» Required work: Below is a listing to transcribe in full and exactly; keep the pictures out.
══ Task input ══
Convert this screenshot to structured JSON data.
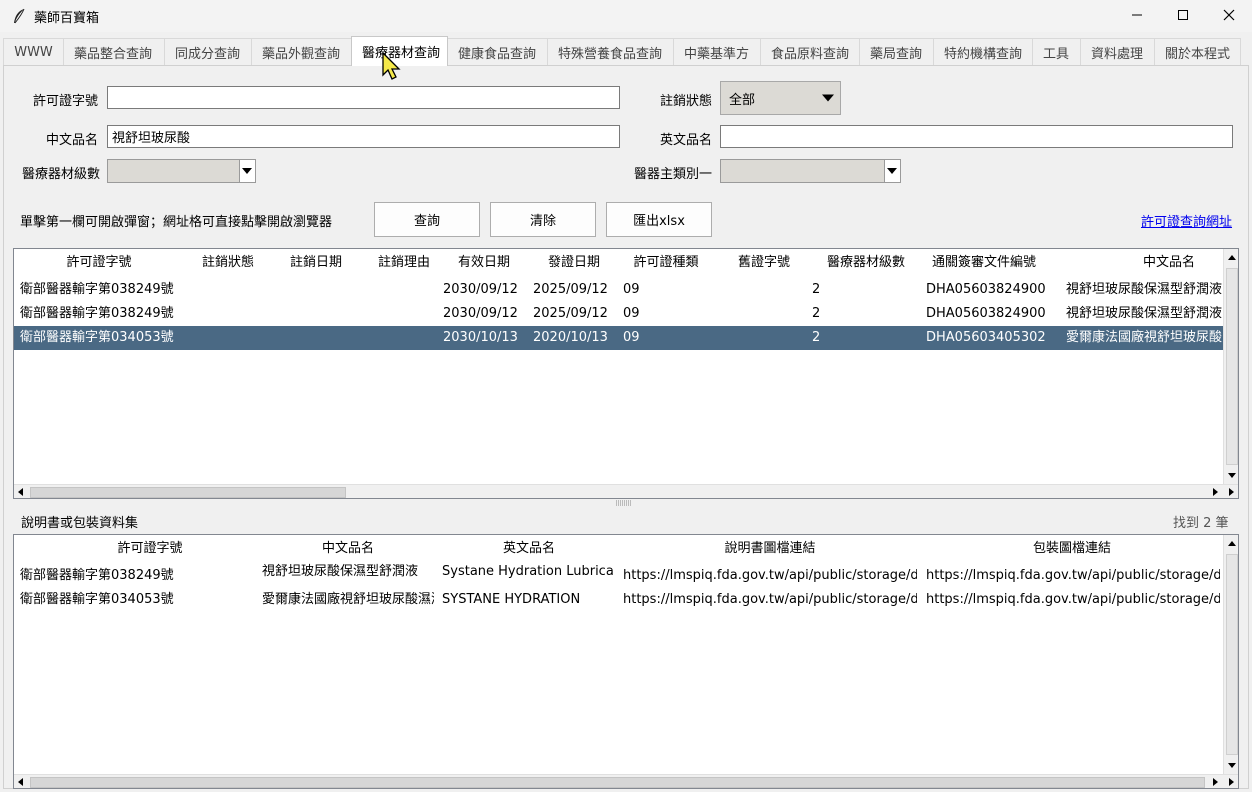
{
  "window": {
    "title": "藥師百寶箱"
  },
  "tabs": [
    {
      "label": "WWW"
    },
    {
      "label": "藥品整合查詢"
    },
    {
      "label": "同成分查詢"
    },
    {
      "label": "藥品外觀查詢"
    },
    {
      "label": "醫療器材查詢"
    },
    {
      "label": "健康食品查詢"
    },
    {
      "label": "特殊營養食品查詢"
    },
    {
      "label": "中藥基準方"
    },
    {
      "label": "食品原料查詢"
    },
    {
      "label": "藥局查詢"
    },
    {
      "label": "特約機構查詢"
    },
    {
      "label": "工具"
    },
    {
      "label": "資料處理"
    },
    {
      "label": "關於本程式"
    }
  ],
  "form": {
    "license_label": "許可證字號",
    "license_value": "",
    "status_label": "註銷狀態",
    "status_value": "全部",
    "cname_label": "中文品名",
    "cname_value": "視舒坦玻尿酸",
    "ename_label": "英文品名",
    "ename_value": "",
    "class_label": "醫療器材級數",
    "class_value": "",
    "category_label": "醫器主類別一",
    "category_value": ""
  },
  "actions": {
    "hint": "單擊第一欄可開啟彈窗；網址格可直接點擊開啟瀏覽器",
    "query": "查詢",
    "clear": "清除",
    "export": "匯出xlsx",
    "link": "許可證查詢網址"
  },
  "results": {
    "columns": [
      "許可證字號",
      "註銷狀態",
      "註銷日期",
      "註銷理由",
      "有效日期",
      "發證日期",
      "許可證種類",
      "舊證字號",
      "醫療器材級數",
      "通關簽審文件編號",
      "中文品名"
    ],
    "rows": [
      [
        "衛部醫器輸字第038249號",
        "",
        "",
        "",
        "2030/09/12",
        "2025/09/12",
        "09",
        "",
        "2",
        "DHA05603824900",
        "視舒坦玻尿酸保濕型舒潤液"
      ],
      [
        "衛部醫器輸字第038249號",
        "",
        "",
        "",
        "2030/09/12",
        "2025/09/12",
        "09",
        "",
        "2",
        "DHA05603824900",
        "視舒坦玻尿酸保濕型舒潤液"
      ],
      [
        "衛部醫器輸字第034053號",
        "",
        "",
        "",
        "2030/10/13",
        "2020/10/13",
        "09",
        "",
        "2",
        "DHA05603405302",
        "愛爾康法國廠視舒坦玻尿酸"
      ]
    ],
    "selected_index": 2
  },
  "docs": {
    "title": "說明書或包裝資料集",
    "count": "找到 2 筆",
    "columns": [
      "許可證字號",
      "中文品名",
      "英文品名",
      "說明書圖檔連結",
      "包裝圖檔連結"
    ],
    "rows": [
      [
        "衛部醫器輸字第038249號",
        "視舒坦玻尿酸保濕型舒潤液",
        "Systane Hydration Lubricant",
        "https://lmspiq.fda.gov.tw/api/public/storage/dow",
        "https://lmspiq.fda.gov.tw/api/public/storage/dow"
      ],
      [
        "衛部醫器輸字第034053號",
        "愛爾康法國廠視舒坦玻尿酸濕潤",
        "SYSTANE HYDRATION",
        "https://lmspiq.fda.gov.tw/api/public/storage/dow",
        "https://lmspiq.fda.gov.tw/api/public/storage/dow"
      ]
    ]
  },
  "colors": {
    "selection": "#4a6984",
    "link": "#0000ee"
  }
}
═══
» Solved problem:
Convert this screenshot to structured JSON data.
{
  "window": {
    "title": "藥師百寶箱"
  },
  "tabs": [
    {
      "label": "WWW"
    },
    {
      "label": "藥品整合查詢"
    },
    {
      "label": "同成分查詢"
    },
    {
      "label": "藥品外觀查詢"
    },
    {
      "label": "醫療器材查詢"
    },
    {
      "label": "健康食品查詢"
    },
    {
      "label": "特殊營養食品查詢"
    },
    {
      "label": "中藥基準方"
    },
    {
      "label": "食品原料查詢"
    },
    {
      "label": "藥局查詢"
    },
    {
      "label": "特約機構查詢"
    },
    {
      "label": "工具"
    },
    {
      "label": "資料處理"
    },
    {
      "label": "關於本程式"
    }
  ],
  "form": {
    "license_label": "許可證字號",
    "license_value": "",
    "status_label": "註銷狀態",
    "status_value": "全部",
    "cname_label": "中文品名",
    "cname_value": "視舒坦玻尿酸",
    "ename_label": "英文品名",
    "ename_value": "",
    "class_label": "醫療器材級數",
    "class_value": "",
    "category_label": "醫器主類別一",
    "category_value": ""
  },
  "actions": {
    "hint": "單擊第一欄可開啟彈窗；網址格可直接點擊開啟瀏覽器",
    "query": "查詢",
    "clear": "清除",
    "export": "匯出xlsx",
    "link": "許可證查詢網址"
  },
  "results": {
    "columns": [
      "許可證字號",
      "註銷狀態",
      "註銷日期",
      "註銷理由",
      "有效日期",
      "發證日期",
      "許可證種類",
      "舊證字號",
      "醫療器材級數",
      "通關簽審文件編號",
      "中文品名"
    ],
    "rows": [
      [
        "衛部醫器輸字第038249號",
        "",
        "",
        "",
        "2030/09/12",
        "2025/09/12",
        "09",
        "",
        "2",
        "DHA05603824900",
        "視舒坦玻尿酸保濕型舒潤液"
      ],
      [
        "衛部醫器輸字第038249號",
        "",
        "",
        "",
        "2030/09/12",
        "2025/09/12",
        "09",
        "",
        "2",
        "DHA05603824900",
        "視舒坦玻尿酸保濕型舒潤液"
      ],
      [
        "衛部醫器輸字第034053號",
        "",
        "",
        "",
        "2030/10/13",
        "2020/10/13",
        "09",
        "",
        "2",
        "DHA05603405302",
        "愛爾康法國廠視舒坦玻尿酸"
      ]
    ],
    "selected_index": 2
  },
  "docs": {
    "title": "說明書或包裝資料集",
    "count": "找到 2 筆",
    "columns": [
      "許可證字號",
      "中文品名",
      "英文品名",
      "說明書圖檔連結",
      "包裝圖檔連結"
    ],
    "rows": [
      [
        "衛部醫器輸字第038249號",
        "視舒坦玻尿酸保濕型舒潤液",
        "Systane Hydration Lubricant",
        "https://lmspiq.fda.gov.tw/api/public/storage/dow",
        "https://lmspiq.fda.gov.tw/api/public/storage/dow"
      ],
      [
        "衛部醫器輸字第034053號",
        "愛爾康法國廠視舒坦玻尿酸濕潤",
        "SYSTANE HYDRATION",
        "https://lmspiq.fda.gov.tw/api/public/storage/dow",
        "https://lmspiq.fda.gov.tw/api/public/storage/dow"
      ]
    ]
  },
  "colors": {
    "selection": "#4a6984",
    "link": "#0000ee"
  }
}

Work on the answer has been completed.